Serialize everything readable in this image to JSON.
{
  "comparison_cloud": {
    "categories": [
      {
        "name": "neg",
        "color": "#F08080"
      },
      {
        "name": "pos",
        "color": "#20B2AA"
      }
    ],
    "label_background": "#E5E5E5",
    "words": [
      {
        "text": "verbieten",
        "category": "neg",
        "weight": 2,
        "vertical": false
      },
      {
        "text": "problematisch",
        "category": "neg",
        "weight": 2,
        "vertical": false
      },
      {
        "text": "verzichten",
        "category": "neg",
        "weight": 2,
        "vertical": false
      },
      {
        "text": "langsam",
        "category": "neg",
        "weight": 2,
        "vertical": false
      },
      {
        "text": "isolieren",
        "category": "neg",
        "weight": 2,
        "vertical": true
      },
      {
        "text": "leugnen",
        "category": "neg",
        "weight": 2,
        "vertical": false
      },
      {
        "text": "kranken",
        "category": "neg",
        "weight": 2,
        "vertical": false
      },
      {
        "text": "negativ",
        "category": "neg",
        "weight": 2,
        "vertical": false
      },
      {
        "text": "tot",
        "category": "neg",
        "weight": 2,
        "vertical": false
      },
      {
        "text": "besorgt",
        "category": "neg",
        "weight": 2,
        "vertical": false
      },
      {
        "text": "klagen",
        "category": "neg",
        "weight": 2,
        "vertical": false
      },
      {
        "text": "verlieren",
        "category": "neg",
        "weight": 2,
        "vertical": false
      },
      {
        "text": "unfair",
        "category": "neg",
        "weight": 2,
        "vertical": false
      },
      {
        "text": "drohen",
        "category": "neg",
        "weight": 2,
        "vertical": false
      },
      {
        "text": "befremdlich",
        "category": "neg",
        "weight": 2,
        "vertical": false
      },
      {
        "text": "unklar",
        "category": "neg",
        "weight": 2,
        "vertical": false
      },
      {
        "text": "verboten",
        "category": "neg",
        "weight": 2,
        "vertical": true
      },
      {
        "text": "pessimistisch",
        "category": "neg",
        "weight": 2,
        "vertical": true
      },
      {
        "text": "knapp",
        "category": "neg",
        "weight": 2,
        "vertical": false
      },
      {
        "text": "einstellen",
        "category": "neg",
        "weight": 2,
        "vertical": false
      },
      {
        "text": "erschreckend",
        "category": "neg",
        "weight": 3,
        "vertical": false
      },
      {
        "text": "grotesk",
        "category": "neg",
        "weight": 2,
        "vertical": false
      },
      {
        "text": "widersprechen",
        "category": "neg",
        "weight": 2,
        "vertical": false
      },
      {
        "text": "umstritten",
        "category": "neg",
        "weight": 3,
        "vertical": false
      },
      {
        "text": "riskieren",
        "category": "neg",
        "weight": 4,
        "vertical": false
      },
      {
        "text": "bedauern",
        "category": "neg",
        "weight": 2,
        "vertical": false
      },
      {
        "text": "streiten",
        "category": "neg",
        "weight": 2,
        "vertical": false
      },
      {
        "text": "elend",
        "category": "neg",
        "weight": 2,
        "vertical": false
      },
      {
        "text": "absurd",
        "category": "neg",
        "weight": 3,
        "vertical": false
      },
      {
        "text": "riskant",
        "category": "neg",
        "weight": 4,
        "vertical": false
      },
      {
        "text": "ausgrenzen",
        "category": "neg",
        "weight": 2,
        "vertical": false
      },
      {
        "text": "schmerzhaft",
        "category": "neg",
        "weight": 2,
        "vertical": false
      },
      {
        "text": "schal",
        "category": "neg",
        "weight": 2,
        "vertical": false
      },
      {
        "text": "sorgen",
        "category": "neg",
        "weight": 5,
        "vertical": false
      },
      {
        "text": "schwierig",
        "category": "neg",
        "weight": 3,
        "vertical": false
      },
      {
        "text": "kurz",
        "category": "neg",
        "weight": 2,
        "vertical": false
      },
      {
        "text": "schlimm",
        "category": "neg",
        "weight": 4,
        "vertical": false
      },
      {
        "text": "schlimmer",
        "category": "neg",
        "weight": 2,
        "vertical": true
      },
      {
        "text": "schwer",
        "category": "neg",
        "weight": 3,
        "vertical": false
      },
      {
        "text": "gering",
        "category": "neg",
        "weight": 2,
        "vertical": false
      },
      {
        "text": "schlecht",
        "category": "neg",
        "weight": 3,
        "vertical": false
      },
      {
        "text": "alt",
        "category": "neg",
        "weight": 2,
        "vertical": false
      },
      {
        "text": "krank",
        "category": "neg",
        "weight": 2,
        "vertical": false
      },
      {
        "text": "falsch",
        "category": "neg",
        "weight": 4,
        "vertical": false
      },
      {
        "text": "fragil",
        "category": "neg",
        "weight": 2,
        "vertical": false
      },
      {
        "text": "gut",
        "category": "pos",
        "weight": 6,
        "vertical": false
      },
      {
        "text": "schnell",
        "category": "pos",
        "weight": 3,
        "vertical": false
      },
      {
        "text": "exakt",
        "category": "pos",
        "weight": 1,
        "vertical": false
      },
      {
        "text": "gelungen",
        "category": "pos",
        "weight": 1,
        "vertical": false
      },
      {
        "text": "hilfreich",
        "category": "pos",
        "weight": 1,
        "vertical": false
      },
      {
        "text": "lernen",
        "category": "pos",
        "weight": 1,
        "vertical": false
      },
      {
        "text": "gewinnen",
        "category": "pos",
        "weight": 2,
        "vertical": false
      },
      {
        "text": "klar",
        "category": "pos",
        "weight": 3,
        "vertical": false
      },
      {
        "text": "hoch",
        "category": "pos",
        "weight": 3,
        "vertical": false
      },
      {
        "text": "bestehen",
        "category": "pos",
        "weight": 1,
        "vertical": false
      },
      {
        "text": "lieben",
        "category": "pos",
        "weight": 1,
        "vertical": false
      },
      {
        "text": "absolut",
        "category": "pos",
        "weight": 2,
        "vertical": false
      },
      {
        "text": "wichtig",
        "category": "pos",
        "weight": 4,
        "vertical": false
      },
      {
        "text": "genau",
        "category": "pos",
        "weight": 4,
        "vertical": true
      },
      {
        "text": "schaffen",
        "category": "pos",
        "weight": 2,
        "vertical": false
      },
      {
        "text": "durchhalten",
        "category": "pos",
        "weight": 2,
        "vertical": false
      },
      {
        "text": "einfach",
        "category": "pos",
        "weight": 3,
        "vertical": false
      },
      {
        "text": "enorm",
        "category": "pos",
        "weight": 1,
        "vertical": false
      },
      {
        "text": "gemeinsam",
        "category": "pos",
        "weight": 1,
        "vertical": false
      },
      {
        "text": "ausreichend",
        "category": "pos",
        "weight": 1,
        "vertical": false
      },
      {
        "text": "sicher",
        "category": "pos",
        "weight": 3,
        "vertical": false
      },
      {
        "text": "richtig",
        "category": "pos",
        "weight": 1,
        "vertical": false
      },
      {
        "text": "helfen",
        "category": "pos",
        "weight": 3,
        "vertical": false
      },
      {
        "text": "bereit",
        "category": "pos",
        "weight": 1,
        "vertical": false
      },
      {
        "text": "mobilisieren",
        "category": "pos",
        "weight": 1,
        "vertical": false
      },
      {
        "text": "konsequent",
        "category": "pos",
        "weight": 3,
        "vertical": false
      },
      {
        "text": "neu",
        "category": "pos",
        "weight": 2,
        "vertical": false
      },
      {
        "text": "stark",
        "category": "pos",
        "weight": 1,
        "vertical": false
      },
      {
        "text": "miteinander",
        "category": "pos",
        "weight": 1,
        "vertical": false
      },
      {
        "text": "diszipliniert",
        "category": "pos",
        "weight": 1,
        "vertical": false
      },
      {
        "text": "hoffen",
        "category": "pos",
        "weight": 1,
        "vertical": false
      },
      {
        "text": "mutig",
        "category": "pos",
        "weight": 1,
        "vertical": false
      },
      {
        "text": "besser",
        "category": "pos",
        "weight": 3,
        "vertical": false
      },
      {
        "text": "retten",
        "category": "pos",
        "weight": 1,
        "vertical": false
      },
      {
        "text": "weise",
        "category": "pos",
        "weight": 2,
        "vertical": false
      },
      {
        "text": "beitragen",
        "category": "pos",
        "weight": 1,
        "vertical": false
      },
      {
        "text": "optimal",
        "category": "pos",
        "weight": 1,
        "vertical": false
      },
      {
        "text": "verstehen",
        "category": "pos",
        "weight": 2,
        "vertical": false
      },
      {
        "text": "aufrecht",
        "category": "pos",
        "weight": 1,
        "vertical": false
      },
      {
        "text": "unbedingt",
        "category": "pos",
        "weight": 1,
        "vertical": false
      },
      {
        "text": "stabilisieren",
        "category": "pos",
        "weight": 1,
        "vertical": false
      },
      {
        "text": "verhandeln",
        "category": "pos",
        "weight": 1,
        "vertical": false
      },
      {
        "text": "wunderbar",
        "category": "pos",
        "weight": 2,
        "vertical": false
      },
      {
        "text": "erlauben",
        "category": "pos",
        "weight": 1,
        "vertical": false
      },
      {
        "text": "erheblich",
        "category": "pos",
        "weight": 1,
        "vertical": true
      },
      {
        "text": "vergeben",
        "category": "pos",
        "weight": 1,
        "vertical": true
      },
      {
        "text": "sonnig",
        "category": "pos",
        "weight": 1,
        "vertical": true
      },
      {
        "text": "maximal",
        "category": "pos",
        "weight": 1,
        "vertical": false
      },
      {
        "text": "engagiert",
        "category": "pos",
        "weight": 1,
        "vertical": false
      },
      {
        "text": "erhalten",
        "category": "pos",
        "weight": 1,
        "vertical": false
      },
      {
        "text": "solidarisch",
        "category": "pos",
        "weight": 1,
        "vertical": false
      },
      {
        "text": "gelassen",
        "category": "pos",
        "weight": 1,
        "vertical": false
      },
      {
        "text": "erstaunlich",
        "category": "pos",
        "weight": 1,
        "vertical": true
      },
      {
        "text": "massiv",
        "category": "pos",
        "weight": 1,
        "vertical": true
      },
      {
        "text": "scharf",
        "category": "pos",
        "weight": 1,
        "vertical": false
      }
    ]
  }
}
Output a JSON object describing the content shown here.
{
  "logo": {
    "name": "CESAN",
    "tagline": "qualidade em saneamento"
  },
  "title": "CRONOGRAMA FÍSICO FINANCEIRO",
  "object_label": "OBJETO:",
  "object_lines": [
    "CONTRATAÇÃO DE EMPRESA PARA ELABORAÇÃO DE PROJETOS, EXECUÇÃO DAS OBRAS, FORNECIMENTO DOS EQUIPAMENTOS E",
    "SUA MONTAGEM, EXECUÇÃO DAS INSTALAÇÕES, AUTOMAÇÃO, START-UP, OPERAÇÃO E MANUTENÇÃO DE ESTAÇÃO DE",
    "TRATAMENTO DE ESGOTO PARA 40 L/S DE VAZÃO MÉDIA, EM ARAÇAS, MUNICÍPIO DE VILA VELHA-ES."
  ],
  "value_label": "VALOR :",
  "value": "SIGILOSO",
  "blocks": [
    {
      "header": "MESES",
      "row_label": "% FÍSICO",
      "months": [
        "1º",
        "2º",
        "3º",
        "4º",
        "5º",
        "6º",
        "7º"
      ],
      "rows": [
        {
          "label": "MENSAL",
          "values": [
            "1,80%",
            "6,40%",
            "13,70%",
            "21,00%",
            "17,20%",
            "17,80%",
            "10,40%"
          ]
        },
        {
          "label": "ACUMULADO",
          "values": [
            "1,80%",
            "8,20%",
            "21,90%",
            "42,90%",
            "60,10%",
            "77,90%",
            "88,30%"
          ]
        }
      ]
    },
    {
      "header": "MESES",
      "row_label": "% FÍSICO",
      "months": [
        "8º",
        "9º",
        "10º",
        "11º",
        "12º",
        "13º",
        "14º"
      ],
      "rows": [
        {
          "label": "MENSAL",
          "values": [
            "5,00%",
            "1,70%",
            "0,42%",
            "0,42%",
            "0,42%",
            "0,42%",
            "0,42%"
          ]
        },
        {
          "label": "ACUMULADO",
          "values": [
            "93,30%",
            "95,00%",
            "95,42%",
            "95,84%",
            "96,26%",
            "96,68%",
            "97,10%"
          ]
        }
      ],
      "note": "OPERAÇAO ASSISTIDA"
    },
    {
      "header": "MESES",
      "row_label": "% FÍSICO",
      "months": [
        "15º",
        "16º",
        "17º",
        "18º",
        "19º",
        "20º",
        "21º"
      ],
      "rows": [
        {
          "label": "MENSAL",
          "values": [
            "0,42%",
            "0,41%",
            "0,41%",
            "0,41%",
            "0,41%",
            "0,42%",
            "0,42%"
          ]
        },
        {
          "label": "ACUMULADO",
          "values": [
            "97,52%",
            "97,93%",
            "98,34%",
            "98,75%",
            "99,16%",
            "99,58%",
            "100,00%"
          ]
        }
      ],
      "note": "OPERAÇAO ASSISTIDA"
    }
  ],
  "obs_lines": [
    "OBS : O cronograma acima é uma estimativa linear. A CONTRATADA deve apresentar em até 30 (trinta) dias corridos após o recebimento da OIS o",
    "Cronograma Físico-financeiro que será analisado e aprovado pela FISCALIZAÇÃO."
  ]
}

——————

▶ **Brief**:
Show the lines of the data that hold the word "PARA".

▶ **Output of the exercise**:
    "CONTRATAÇÃO DE EMPRESA PARA ELABORAÇÃO DE PROJETOS, EXECUÇÃO DAS OBRAS, FORNECIMENTO DOS EQUIPAMENTOS E",
    "TRATAMENTO DE ESGOTO PARA 40 L/S DE VAZÃO MÉDIA, EM ARAÇAS, MUNICÍPIO DE VILA VELHA-ES."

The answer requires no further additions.